(Image region annotations)
--- --- ---

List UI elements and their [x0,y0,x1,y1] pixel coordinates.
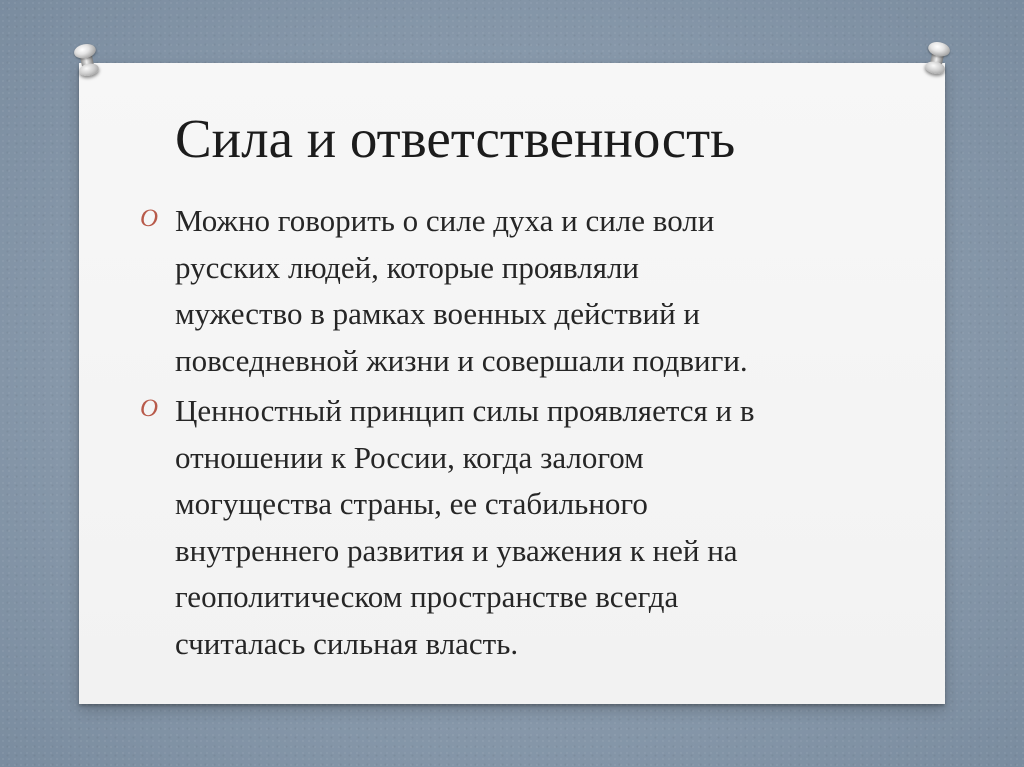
bullet-line: внутреннего развития и уважения к ней на [175,532,738,568]
slide-title: Сила и ответственность [175,108,736,169]
bullet-list [137,198,897,671]
bullet-marker: O [140,395,159,422]
bullet-line: мужество в рамках военных действий и [175,296,701,331]
bullet-line: русских людей, которые проявляли [175,249,640,285]
bullet-line: геополитическом пространстве всегда [175,579,679,614]
pushpin-icon [923,40,952,78]
bullet-marker: O [140,205,159,232]
bullet-line: Ценностный принцип силы проявляется и в [175,393,755,428]
pushpin-icon [73,42,102,80]
bullet-line: отношении к России, когда залогом [175,439,644,475]
bullet-item [137,388,897,667]
bullet-line: считалась сильная власть. [175,625,519,661]
bullet-line: могущества страны, ее стабильного [175,486,648,521]
bullet-line: повседневной жизни и совершали подвиги. [175,342,748,378]
bullet-item [137,198,897,384]
bullet-line: Можно говорить о силе духа и силе воли [175,203,715,238]
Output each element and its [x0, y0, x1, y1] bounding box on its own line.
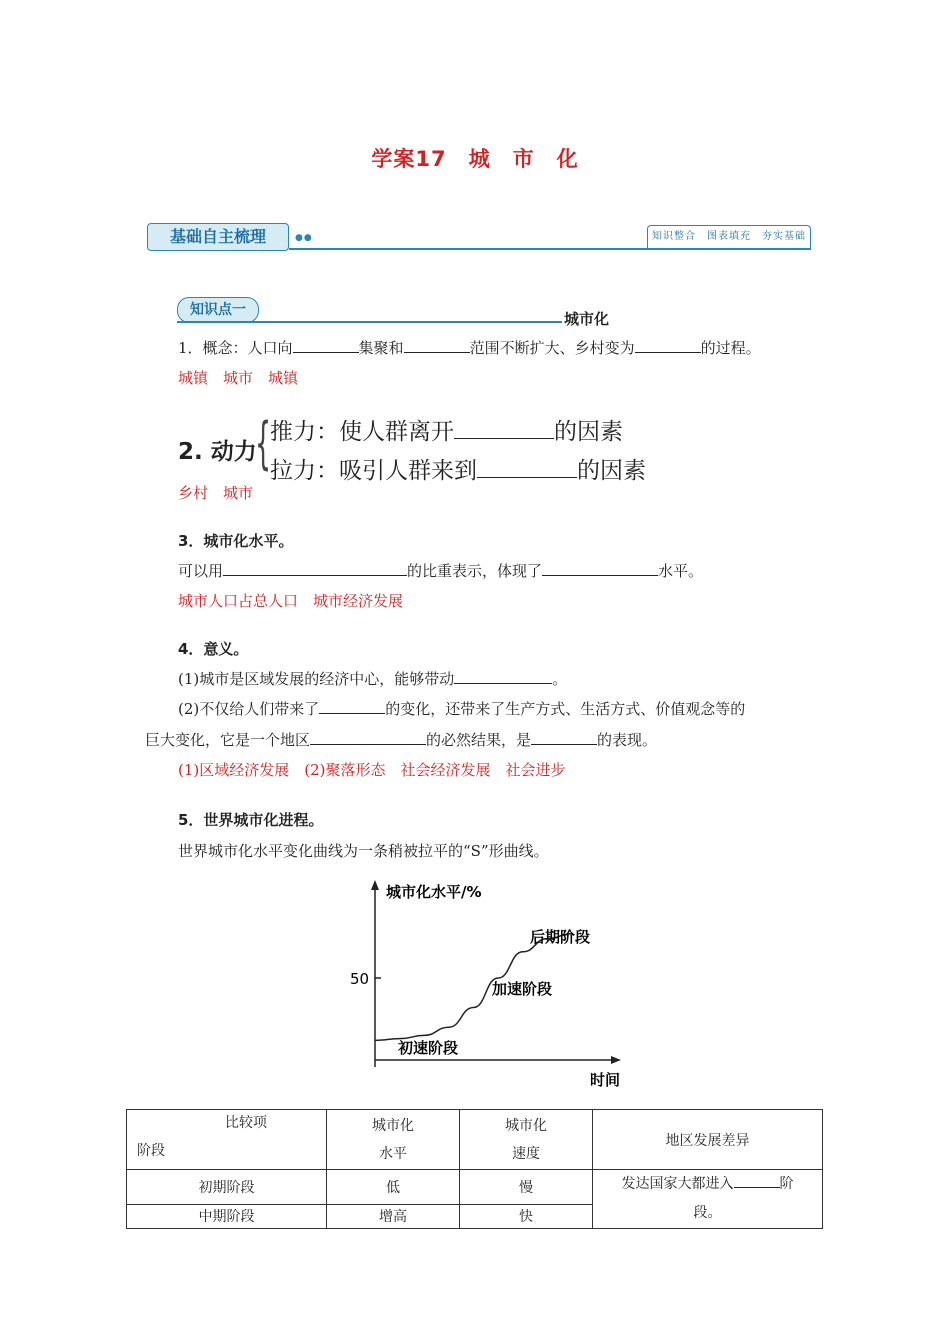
table-header-row: [127, 1110, 823, 1170]
banner-label: 基础自主梳理: [147, 223, 289, 251]
section-banner: [147, 221, 811, 251]
note-text-c: 段。: [693, 1205, 722, 1221]
header-level-b: 水平: [379, 1145, 407, 1162]
brace-icon: {: [255, 411, 272, 476]
item-1-concept: [178, 337, 761, 358]
table-header-diff: 地区发展差异: [593, 1110, 823, 1170]
knowledge-point-heading: 城市化: [564, 310, 610, 328]
item-3-text-a: 可以用: [178, 562, 224, 580]
item-2-push: [270, 413, 623, 446]
annotation-late-stage: 后期阶段: [530, 928, 591, 946]
banner-divider: [289, 248, 811, 250]
banner-subtitle: 知识整合 图表填充 夯实基础: [647, 225, 811, 248]
item-3-heading: 3．城市化水平。: [178, 532, 294, 550]
item-3-answer: 城市人口占总人口 城市经济发展: [178, 592, 404, 610]
item-1-text-c: 范围不断扩大、乡村变为: [469, 339, 635, 357]
blank[interactable]: [635, 338, 701, 353]
row-speed: 慢: [460, 1170, 593, 1205]
note-text-a: 发达国家大都进入: [621, 1176, 734, 1192]
row-stage: 中期阶段: [127, 1204, 327, 1228]
item-3-text-b: 的比重表示，体现了: [407, 562, 543, 580]
table-header-level: [327, 1110, 460, 1170]
item-4-heading: 4．意义。: [178, 640, 249, 658]
header-level-a: 城市化: [372, 1117, 414, 1134]
pull-text-a: 拉力：吸引人群来到: [270, 458, 477, 484]
table-diag-header: [127, 1110, 327, 1170]
item-3-text: [178, 560, 703, 581]
row-level: 增高: [327, 1204, 460, 1228]
blank[interactable]: [454, 418, 554, 439]
annotation-acceleration-stage: 加速阶段: [492, 980, 553, 998]
note-text-b: 阶: [779, 1176, 794, 1192]
header-item: 比较项: [225, 1115, 267, 1131]
knowledge-point-divider: [177, 321, 562, 323]
row-speed: 快: [460, 1204, 593, 1228]
blank[interactable]: [310, 730, 426, 745]
item-4-p1-end: 。: [552, 670, 568, 688]
item-4-p2-text-e: 的表现。: [597, 731, 658, 749]
banner-dots-icon: ●●: [295, 233, 313, 243]
item-2-pull: [270, 452, 646, 485]
push-text-a: 推力：使人群离开: [270, 419, 454, 445]
blank[interactable]: [293, 338, 359, 353]
blank[interactable]: [542, 561, 658, 576]
blank[interactable]: [531, 730, 597, 745]
item-1-text-a: 1．概念：人口向: [178, 339, 293, 357]
comparison-table: [126, 1109, 823, 1229]
row-stage: 初期阶段: [127, 1170, 327, 1205]
y-axis-arrow-icon: [371, 880, 379, 890]
blank[interactable]: [223, 561, 407, 576]
blank[interactable]: [454, 669, 552, 684]
item-4-p2-text-b: 的变化，还带来了生产方式、生活方式、价值观念等的: [385, 700, 746, 718]
item-4-p2-line1: [178, 698, 745, 719]
item-4-p2-text-c: 巨大变化，它是一个地区: [145, 731, 311, 749]
blank[interactable]: [734, 1173, 780, 1188]
blank[interactable]: [477, 457, 577, 478]
item-1-text-d: 的过程。: [700, 339, 761, 357]
item-3-text-c: 水平。: [658, 562, 704, 580]
annotation-initial-stage: 初速阶段: [398, 1039, 459, 1057]
knowledge-point-badge: 知识点一: [177, 297, 259, 323]
x-axis-label: 时间: [590, 1071, 621, 1089]
item-4-p1: [178, 668, 567, 689]
item-5-heading: 5．世界城市化进程。: [178, 811, 324, 829]
table-row: [127, 1170, 823, 1205]
header-speed-b: 速度: [512, 1145, 540, 1162]
pull-text-b: 的因素: [577, 458, 646, 484]
item-1-answer: 城镇 城市 城镇: [178, 369, 299, 387]
row-level: 低: [327, 1170, 460, 1205]
y-tick-label: 50: [350, 970, 370, 988]
item-5-text: 世界城市化水平变化曲线为一条稍被拉平的“S”形曲线。: [178, 842, 549, 860]
item-1-text-b: 集聚和: [358, 339, 404, 357]
push-text-b: 的因素: [554, 419, 623, 445]
header-stage: 阶段: [137, 1143, 165, 1159]
urbanization-chart: [340, 872, 640, 1092]
item-4-p2-line2: [145, 729, 657, 750]
y-axis-label: 城市化水平/%: [386, 883, 482, 901]
item-4-p2-text-a: (2)不仅给人们带来了: [178, 700, 320, 718]
x-axis-arrow-icon: [611, 1056, 621, 1064]
item-4-answer: (1)区域经济发展 (2)聚落形态 社会经济发展 社会进步: [178, 761, 566, 779]
item-4-p2-text-d: 的必然结果，是: [426, 731, 532, 749]
blank[interactable]: [319, 699, 385, 714]
table-header-speed: [460, 1110, 593, 1170]
table-note-cell: [593, 1170, 823, 1229]
page-title: 学案17 城 市 化: [371, 147, 579, 171]
header-speed-a: 城市化: [505, 1117, 547, 1134]
item-2-label: 2. 动力: [178, 439, 257, 465]
blank[interactable]: [404, 338, 470, 353]
item-2-answer: 乡村 城市: [178, 484, 254, 502]
item-4-p1-text: (1)城市是区域发展的经济中心，能够带动: [178, 670, 455, 688]
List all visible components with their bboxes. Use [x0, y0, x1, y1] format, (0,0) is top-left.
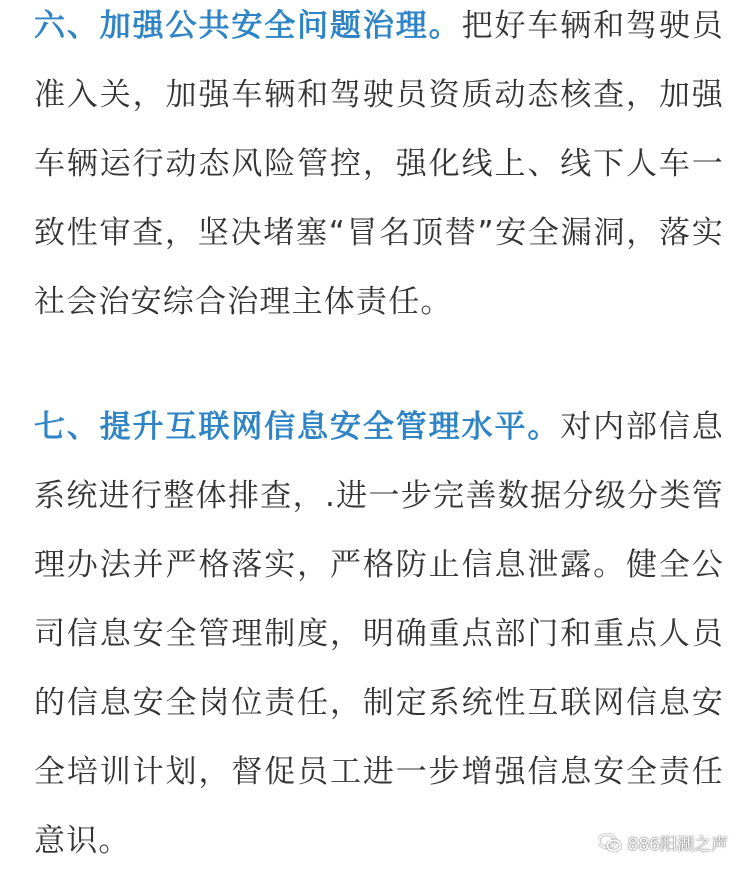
watermark-text: 886阳湖之声	[627, 835, 728, 855]
wechat-icon	[598, 833, 622, 853]
section-7-body: 对内部信息系统进行整体排查，.进一步完善数据分级分类管理办法并严格落实，严格防止信息泄露。健全公司信息安全管理制度，明确重点部门和重点人员的信息安全岗位责任，制定系统性互联网信息安全培训计划，督促员工进一步增强信息安全责任意识。	[34, 409, 725, 859]
section-7-paragraph	[34, 393, 724, 876]
section-7-heading: 七、提升互联网信息安全管理水平。	[34, 409, 561, 445]
section-6-paragraph	[34, 0, 724, 337]
watermark	[598, 830, 728, 855]
section-6-body: 把好车辆和驾驶员准入关，加强车辆和驾驶员资质动态核查，加强车辆运行动态风险管控，强化线上、线下人车一致性审查，坚决堵塞“冒名顶替”安全漏洞，落实社会治安综合治理主体责任。	[34, 8, 724, 320]
section-6-heading: 六、加强公共安全问题治理。	[34, 8, 462, 44]
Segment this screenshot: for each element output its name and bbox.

--- --- ---

Return every line of the items above as a JSON list of strings, one string per line, with blank lines omitted. Leave out the pictures.

[
  "List UI elements and their [x0,y0,x1,y1] pixel coordinates.",
  "bullet-line: внутреннего развития и уважения к ней на [175,532,738,568]",
  "slide-title: Сила и ответственность [175,108,736,169]",
  "bullet-list [137,198,897,671]",
  "bullet-marker: O [140,395,159,422]",
  "bullet-line: мужество в рамках военных действий и [175,296,701,331]",
  "bullet-line: русских людей, которые проявляли [175,249,640,285]",
  "bullet-line: геополитическом пространстве всегда [175,579,679,614]",
  "pushpin-icon [923,40,952,78]",
  "bullet-marker: O [140,205,159,232]",
  "bullet-line: Ценностный принцип силы проявляется и в [175,393,755,428]",
  "pushpin-icon [73,42,102,80]",
  "bullet-line: отношении к России, когда залогом [175,439,644,475]",
  "bullet-item [137,388,897,667]",
  "bullet-line: считалась сильная власть. [175,625,519,661]",
  "bullet-line: могущества страны, ее стабильного [175,486,648,521]",
  "bullet-line: повседневной жизни и совершали подвиги. [175,342,748,378]",
  "bullet-item [137,198,897,384]",
  "bullet-line: Можно говорить о силе духа и силе воли [175,203,715,238]",
  "Output each element and its [x0, y0, x1, y1] bounding box on its own line.",
  "table-header-row: [127, 1110, 823, 1170]",
  "banner-label: 基础自主梳理: [147, 223, 289, 251]",
  "section-banner: [147, 221, 811, 251]",
  "note-text-c: 段。: [693, 1205, 722, 1221]",
  "header-level-b: 水平: [379, 1145, 407, 1162]",
  "brace-icon: {: [255, 411, 272, 476]",
  "item-1-concept: [178, 337, 761, 358]",
  "table-header-diff: 地区发展差异: [593, 1110, 823, 1170]",
  "knowledge-point-heading: 城市化: [564, 310, 610, 328]",
  "item-3-text-a: 可以用: [178, 562, 224, 580]",
  "item-2-push: [270, 413, 623, 446]",
  "annotation-late-stage: 后期阶段: [530, 928, 591, 946]",
  "banner-divider: [289, 248, 811, 250]",
  "banner-subtitle: 知识整合 图表填充 夯实基础: [647, 225, 811, 248]",
  "item-3-heading: 3．城市化水平。: [178, 532, 294, 550]",
  "item-3-answer: 城市人口占总人口 城市经济发展: [178, 592, 404, 610]",
  "item-1-text-c: 范围不断扩大、乡村变为: [469, 339, 635, 357]",
  "blank[interactable]: [635, 338, 701, 353]",
  "row-speed: 慢: [460, 1170, 593, 1205]",
  "note-text-a: 发达国家大都进入: [621, 1176, 734, 1192]",
  "row-stage: 中期阶段: [127, 1204, 327, 1228]",
  "item-3-text-b: 的比重表示，体现了: [407, 562, 543, 580]",
  "table-header-level: [327, 1110, 460, 1170]",
  "item-4-heading: 4．意义。: [178, 640, 249, 658]",
  "header-level-a: 城市化: [372, 1117, 414, 1134]",
  "pull-text-a: 拉力：吸引人群来到: [270, 458, 477, 484]",
  "table-diag-header: [127, 1110, 327, 1170]",
  "item-3-text: [178, 560, 703, 581]",
  "row-level: 增高: [327, 1204, 460, 1228]",
  "blank[interactable]: [454, 418, 554, 439]",
  "annotation-acceleration-stage: 加速阶段: [492, 980, 553, 998]",
  "note-text-b: 阶: [779, 1176, 794, 1192]",
  "header-item: 比较项: [225, 1115, 267, 1131]",
  "knowledge-point-divider: [177, 321, 562, 323]",
  "row-speed: 快: [460, 1204, 593, 1228]",
  "blank[interactable]: [310, 730, 426, 745]",
  "item-4-p1-end: 。: [552, 670, 568, 688]",
  "item-4-p2-text-e: 的表现。: [597, 731, 658, 749]",
  "banner-dots-icon: ●●: [295, 233, 313, 243]",
  "item-2-pull: [270, 452, 646, 485]",
  "push-text-a: 推力：使人群离开: [270, 419, 454, 445]",
  "blank[interactable]: [293, 338, 359, 353]",
  "blank[interactable]: [542, 561, 658, 576]",
  "blank[interactable]: [531, 730, 597, 745]",
  "item-1-text-a: 1．概念：人口向: [178, 339, 293, 357]",
  "comparison-table: [126, 1109, 823, 1229]",
  "row-stage: 初期阶段: [127, 1170, 327, 1205]",
  "y-axis-arrow-icon: [371, 880, 379, 890]",
  "blank[interactable]: [223, 561, 407, 576]",
  "blank[interactable]: [454, 669, 552, 684]",
  "item-4-p2-text-b: 的变化，还带来了生产方式、生活方式、价值观念等的: [385, 700, 746, 718]",
  "item-4-p2-line1: [178, 698, 745, 719]",
  "item-4-p2-text-c: 巨大变化，它是一个地区: [145, 731, 311, 749]",
  "blank[interactable]: [734, 1173, 780, 1188]",
  "blank[interactable]: [477, 457, 577, 478]",
  "item-1-text-d: 的过程。: [700, 339, 761, 357]",
  "item-3-text-c: 水平。: [658, 562, 704, 580]",
  "annotation-initial-stage: 初速阶段: [398, 1039, 459, 1057]",
  "knowledge-point-badge: 知识点一: [177, 297, 259, 323]",
  "x-axis-label: 时间: [590, 1071, 621, 1089]",
  "item-4-p1: [178, 668, 567, 689]",
  "item-5-heading: 5．世界城市化进程。: [178, 811, 324, 829]",
  "table-row: [127, 1170, 823, 1205]",
  "header-speed-b: 速度: [512, 1145, 540, 1162]",
  "pull-text-b: 的因素: [577, 458, 646, 484]",
  "item-1-answer: 城镇 城市 城镇: [178, 369, 299, 387]",
  "row-level: 低: [327, 1170, 460, 1205]",
  "y-tick-label: 50: [350, 970, 370, 988]",
  "item-5-text: 世界城市化水平变化曲线为一条稍被拉平的“S”形曲线。: [178, 842, 549, 860]",
  "item-1-text-b: 集聚和: [358, 339, 404, 357]",
  "push-text-b: 的因素: [554, 419, 623, 445]",
  "header-stage: 阶段: [137, 1143, 165, 1159]",
  "urbanization-chart: [340, 872, 640, 1092]",
  "item-4-p2-line2: [145, 729, 657, 750]",
  "y-axis-label: 城市化水平/%: [386, 883, 482, 901]",
  "item-4-p2-text-a: (2)不仅给人们带来了: [178, 700, 320, 718]",
  "x-axis-arrow-icon: [611, 1056, 621, 1064]",
  "item-4-answer: (1)区域经济发展 (2)聚落形态 社会经济发展 社会进步: [178, 761, 566, 779]",
  "item-4-p2-text-d: 的必然结果，是: [426, 731, 532, 749]",
  "blank[interactable]: [319, 699, 385, 714]",
  "table-header-speed: [460, 1110, 593, 1170]",
  "table-note-cell: [593, 1170, 823, 1229]",
  "page-title: 学案17 城 市 化: [371, 147, 579, 171]",
  "header-speed-a: 城市化: [505, 1117, 547, 1134]",
  "item-2-label: 2. 动力: [178, 439, 257, 465]",
  "blank[interactable]: [404, 338, 470, 353]",
  "item-2-answer: 乡村 城市: [178, 484, 254, 502]",
  "item-4-p1-text: (1)城市是区域发展的经济中心，能够带动: [178, 670, 455, 688]",
  "List all visible components with their bboxes. Use [x0, y0, x1, y1] format, (0,0) is top-left.",
  "watermark-text: 886阳湖之声\t[627, 835, 728, 855]",
  "wechat-icon\t[598, 833, 622, 853]",
  "section-7-body: 对内部信息系统进行整体排查，.进一步完善数据分级分类管理办法并严格落实，严格防止信息泄露。健全公司信息安全管理制度，明确重点部门和重点人员的信息安全岗位责任，制定系统性互联网信息安全培训计划，督促员工进一步增强信息安全责任意识。\t[34, 409, 725, 859]",
  "section-7-paragraph\t[34, 393, 724, 876]",
  "section-7-heading: 七、提升互联网信息安全管理水平。\t[34, 409, 561, 445]",
  "section-6-paragraph\t[34, 0, 724, 337]",
  "watermark\t[598, 830, 728, 855]",
  "section-6-body: 把好车辆和驾驶员准入关，加强车辆和驾驶员资质动态核查，加强车辆运行动态风险管控，强化线上、线下人车一致性审查，坚决堵塞“冒名顶替”安全漏洞，落实社会治安综合治理主体责任。\t[34, 8, 724, 320]",
  "section-6-heading: 六、加强公共安全问题治理。\t[34, 8, 462, 44]",
  "Segment this screenshot: for each element output its name and bbox."
]